• _WHAT TO WORK ON_
Take each line that has the word "title" and return it.

** Start EXERCISE MATERIALS **

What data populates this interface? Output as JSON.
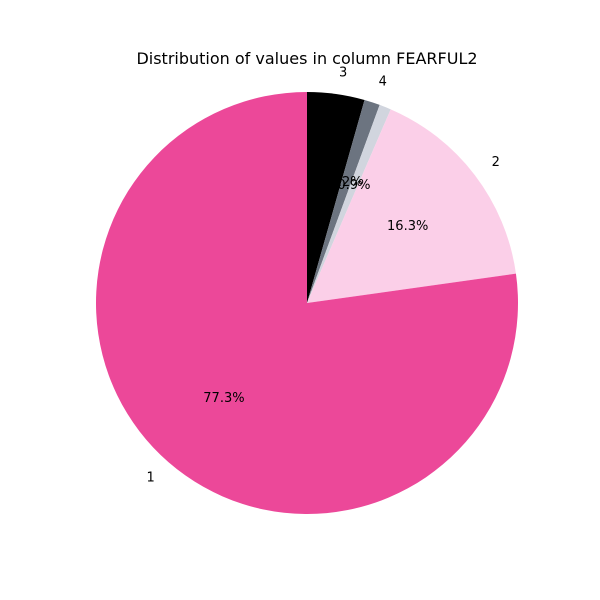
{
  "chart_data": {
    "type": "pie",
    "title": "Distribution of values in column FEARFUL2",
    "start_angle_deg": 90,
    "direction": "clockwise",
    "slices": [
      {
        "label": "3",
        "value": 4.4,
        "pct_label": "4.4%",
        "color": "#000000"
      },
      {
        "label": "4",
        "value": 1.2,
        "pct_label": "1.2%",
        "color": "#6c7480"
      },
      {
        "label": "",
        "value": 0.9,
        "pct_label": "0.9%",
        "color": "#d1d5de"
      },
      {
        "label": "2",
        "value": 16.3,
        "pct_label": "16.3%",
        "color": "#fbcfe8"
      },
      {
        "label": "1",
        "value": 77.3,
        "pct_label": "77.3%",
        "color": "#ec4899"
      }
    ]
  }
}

** End EXERCISE MATERIALS **
** Start EXERCISE MATERIALS **

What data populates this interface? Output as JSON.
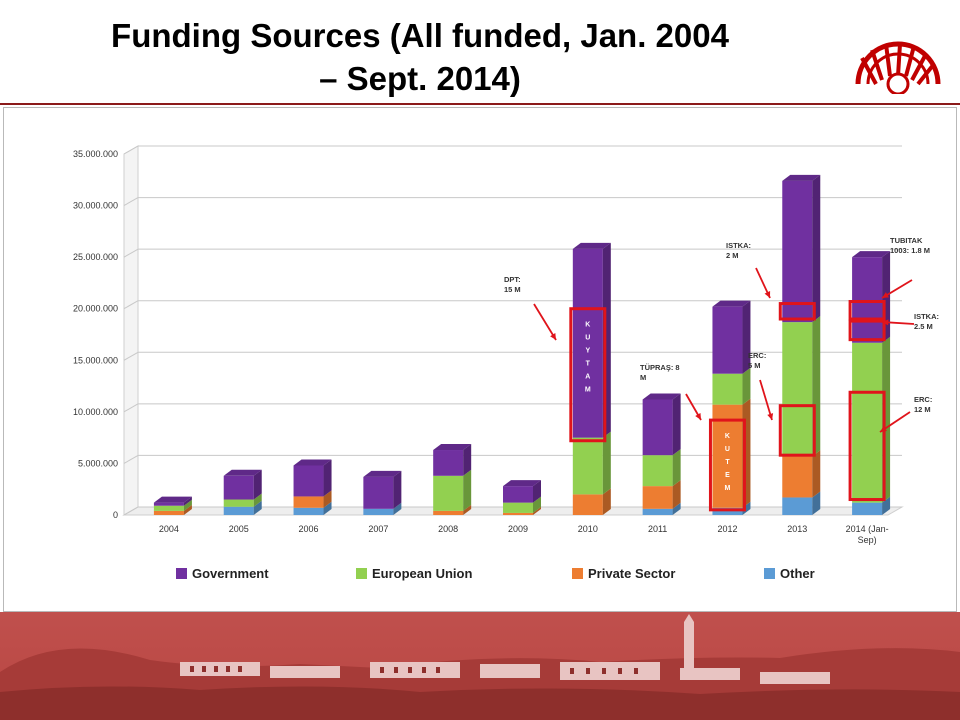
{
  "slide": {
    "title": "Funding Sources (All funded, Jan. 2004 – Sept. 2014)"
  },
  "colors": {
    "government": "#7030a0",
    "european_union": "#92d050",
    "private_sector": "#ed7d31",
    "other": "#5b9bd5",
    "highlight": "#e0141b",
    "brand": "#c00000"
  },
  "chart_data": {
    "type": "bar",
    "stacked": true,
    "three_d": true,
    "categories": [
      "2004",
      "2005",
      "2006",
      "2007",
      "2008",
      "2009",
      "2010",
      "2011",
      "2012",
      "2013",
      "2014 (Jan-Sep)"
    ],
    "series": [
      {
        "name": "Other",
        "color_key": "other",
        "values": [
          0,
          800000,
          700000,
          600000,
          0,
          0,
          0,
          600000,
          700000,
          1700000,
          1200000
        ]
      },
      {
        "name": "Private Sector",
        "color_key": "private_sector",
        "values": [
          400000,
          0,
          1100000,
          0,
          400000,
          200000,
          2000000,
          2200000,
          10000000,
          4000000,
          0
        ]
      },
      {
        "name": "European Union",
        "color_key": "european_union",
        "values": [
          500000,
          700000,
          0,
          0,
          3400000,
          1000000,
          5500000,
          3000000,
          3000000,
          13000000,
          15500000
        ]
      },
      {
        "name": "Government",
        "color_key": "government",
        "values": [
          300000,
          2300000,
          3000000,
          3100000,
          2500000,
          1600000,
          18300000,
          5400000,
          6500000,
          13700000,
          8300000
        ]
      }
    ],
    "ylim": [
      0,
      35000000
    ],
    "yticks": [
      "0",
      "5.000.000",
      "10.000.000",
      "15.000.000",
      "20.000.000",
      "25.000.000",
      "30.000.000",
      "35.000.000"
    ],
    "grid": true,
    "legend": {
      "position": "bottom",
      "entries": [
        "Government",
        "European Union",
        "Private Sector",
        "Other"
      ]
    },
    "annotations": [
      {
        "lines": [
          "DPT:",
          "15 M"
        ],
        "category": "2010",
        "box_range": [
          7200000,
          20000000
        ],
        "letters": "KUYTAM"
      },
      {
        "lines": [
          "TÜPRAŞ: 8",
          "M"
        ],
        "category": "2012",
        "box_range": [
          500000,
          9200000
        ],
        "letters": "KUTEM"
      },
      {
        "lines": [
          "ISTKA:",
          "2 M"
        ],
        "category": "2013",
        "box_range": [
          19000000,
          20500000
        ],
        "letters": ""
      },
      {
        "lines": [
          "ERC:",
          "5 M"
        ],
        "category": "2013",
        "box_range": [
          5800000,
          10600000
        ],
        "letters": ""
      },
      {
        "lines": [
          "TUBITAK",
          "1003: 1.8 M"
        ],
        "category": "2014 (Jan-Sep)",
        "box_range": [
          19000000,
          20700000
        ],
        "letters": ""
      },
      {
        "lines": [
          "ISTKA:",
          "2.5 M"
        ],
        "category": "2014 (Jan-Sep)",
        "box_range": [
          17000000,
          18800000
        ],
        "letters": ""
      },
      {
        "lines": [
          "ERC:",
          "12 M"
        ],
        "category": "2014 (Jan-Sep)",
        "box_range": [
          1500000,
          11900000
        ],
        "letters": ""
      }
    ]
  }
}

** End EXERCISE MATERIALS **

• _COMPLETE RESPONSE_
    "title": "Distribution of values in column FEARFUL2",
    "title": "Funding Sources (All funded, Jan. 2004 – Sept. 2014)"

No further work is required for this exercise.